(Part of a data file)
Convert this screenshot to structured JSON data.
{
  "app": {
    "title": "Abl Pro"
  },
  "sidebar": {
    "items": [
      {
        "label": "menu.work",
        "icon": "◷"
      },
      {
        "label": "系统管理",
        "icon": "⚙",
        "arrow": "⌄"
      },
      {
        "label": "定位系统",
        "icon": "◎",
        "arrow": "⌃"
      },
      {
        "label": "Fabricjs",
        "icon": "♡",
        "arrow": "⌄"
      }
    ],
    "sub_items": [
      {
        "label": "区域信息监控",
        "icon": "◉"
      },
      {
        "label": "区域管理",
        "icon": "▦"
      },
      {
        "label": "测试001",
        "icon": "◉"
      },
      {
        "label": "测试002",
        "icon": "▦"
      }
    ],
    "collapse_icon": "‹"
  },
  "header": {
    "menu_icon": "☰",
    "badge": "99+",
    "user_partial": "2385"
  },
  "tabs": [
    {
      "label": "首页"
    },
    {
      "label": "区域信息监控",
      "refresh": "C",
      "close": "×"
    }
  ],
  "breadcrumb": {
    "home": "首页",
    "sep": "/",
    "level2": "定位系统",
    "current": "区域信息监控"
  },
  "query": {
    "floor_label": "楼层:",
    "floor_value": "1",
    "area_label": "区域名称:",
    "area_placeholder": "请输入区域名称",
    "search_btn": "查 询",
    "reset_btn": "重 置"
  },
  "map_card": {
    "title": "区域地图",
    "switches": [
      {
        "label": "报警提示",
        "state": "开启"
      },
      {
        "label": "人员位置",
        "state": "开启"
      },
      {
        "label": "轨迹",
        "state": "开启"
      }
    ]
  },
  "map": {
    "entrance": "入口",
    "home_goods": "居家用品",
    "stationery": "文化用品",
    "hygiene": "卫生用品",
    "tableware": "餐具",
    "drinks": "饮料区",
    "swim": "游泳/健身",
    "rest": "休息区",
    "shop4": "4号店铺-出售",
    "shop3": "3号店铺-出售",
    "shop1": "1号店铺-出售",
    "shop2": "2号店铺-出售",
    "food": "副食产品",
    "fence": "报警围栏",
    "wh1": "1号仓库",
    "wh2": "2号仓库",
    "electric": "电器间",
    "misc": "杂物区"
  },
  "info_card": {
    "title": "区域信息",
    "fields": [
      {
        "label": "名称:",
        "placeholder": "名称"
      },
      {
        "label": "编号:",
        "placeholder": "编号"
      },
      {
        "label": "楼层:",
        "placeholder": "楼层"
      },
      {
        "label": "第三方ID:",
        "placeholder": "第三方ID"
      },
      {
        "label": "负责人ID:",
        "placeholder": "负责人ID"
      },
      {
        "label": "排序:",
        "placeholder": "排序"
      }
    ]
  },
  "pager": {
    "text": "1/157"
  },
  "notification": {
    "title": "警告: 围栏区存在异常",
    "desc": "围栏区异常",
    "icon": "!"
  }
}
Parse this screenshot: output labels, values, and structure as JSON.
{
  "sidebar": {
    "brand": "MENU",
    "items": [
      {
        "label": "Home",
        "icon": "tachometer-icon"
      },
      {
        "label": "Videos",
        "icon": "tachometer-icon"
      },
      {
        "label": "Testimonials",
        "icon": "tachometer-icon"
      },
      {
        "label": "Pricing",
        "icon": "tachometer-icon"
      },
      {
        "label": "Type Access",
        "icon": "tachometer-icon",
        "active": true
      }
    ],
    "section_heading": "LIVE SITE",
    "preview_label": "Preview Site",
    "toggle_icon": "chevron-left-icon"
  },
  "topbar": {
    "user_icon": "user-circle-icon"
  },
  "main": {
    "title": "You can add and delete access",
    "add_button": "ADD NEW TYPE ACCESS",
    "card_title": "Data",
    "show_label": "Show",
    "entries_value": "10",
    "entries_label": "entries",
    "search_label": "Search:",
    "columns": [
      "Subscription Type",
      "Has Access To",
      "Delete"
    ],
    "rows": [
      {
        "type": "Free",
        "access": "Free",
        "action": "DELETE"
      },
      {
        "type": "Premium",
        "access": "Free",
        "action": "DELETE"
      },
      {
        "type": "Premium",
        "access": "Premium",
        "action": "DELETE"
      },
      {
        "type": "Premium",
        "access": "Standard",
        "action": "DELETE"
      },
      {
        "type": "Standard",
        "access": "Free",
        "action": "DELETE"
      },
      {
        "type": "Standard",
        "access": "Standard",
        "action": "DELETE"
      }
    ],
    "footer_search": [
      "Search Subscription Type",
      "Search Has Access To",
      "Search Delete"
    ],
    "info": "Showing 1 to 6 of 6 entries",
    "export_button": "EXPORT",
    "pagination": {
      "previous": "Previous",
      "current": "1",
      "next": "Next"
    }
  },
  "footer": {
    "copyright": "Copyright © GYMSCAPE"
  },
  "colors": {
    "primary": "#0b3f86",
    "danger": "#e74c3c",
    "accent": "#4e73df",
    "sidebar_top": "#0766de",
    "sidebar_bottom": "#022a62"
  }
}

• _To be done_:
Repeat the records exactly, including every line.

• _Solution for this problem_:
Convert this screenshot to structured JSON data.
{
  "app": {
    "title": "Abl Pro"
  },
  "sidebar": {
    "items": [
      {
        "label": "menu.work",
        "icon": "◷"
      },
      {
        "label": "系统管理",
        "icon": "⚙",
        "arrow": "⌄"
      },
      {
        "label": "定位系统",
        "icon": "◎",
        "arrow": "⌃"
      },
      {
        "label": "Fabricjs",
        "icon": "♡",
        "arrow": "⌄"
      }
    ],
    "sub_items": [
      {
        "label": "区域信息监控",
        "icon": "◉"
      },
      {
        "label": "区域管理",
        "icon": "▦"
      },
      {
        "label": "测试001",
        "icon": "◉"
      },
      {
        "label": "测试002",
        "icon": "▦"
      }
    ],
    "collapse_icon": "‹"
  },
  "header": {
    "menu_icon": "☰",
    "badge": "99+",
    "user_partial": "2385"
  },
  "tabs": [
    {
      "label": "首页"
    },
    {
      "label": "区域信息监控",
      "refresh": "C",
      "close": "×"
    }
  ],
  "breadcrumb": {
    "home": "首页",
    "sep": "/",
    "level2": "定位系统",
    "current": "区域信息监控"
  },
  "query": {
    "floor_label": "楼层:",
    "floor_value": "1",
    "area_label": "区域名称:",
    "area_placeholder": "请输入区域名称",
    "search_btn": "查 询",
    "reset_btn": "重 置"
  },
  "map_card": {
    "title": "区域地图",
    "switches": [
      {
        "label": "报警提示",
        "state": "开启"
      },
      {
        "label": "人员位置",
        "state": "开启"
      },
      {
        "label": "轨迹",
        "state": "开启"
      }
    ]
  },
  "map": {
    "entrance": "入口",
    "home_goods": "居家用品",
    "stationery": "文化用品",
    "hygiene": "卫生用品",
    "tableware": "餐具",
    "drinks": "饮料区",
    "swim": "游泳/健身",
    "rest": "休息区",
    "shop4": "4号店铺-出售",
    "shop3": "3号店铺-出售",
    "shop1": "1号店铺-出售",
    "shop2": "2号店铺-出售",
    "food": "副食产品",
    "fence": "报警围栏",
    "wh1": "1号仓库",
    "wh2": "2号仓库",
    "electric": "电器间",
    "misc": "杂物区"
  },
  "info_card": {
    "title": "区域信息",
    "fields": [
      {
        "label": "名称:",
        "placeholder": "名称"
      },
      {
        "label": "编号:",
        "placeholder": "编号"
      },
      {
        "label": "楼层:",
        "placeholder": "楼层"
      },
      {
        "label": "第三方ID:",
        "placeholder": "第三方ID"
      },
      {
        "label": "负责人ID:",
        "placeholder": "负责人ID"
      },
      {
        "label": "排序:",
        "placeholder": "排序"
      }
    ]
  },
  "pager": {
    "text": "1/157"
  },
  "notification": {
    "title": "警告: 围栏区存在异常",
    "desc": "围栏区异常",
    "icon": "!"
  }
}
Parse this screenshot: output labels, values, and structure as JSON.
{
  "sidebar": {
    "brand": "MENU",
    "items": [
      {
        "label": "Home",
        "icon": "tachometer-icon"
      },
      {
        "label": "Videos",
        "icon": "tachometer-icon"
      },
      {
        "label": "Testimonials",
        "icon": "tachometer-icon"
      },
      {
        "label": "Pricing",
        "icon": "tachometer-icon"
      },
      {
        "label": "Type Access",
        "icon": "tachometer-icon",
        "active": true
      }
    ],
    "section_heading": "LIVE SITE",
    "preview_label": "Preview Site",
    "toggle_icon": "chevron-left-icon"
  },
  "topbar": {
    "user_icon": "user-circle-icon"
  },
  "main": {
    "title": "You can add and delete access",
    "add_button": "ADD NEW TYPE ACCESS",
    "card_title": "Data",
    "show_label": "Show",
    "entries_value": "10",
    "entries_label": "entries",
    "search_label": "Search:",
    "columns": [
      "Subscription Type",
      "Has Access To",
      "Delete"
    ],
    "rows": [
      {
        "type": "Free",
        "access": "Free",
        "action": "DELETE"
      },
      {
        "type": "Premium",
        "access": "Free",
        "action": "DELETE"
      },
      {
        "type": "Premium",
        "access": "Premium",
        "action": "DELETE"
      },
      {
        "type": "Premium",
        "access": "Standard",
        "action": "DELETE"
      },
      {
        "type": "Standard",
        "access": "Free",
        "action": "DELETE"
      },
      {
        "type": "Standard",
        "access": "Standard",
        "action": "DELETE"
      }
    ],
    "footer_search": [
      "Search Subscription Type",
      "Search Has Access To",
      "Search Delete"
    ],
    "info": "Showing 1 to 6 of 6 entries",
    "export_button": "EXPORT",
    "pagination": {
      "previous": "Previous",
      "current": "1",
      "next": "Next"
    }
  },
  "footer": {
    "copyright": "Copyright © GYMSCAPE"
  },
  "colors": {
    "primary": "#0b3f86",
    "danger": "#e74c3c",
    "accent": "#4e73df",
    "sidebar_top": "#0766de",
    "sidebar_bottom": "#022a62"
  }
}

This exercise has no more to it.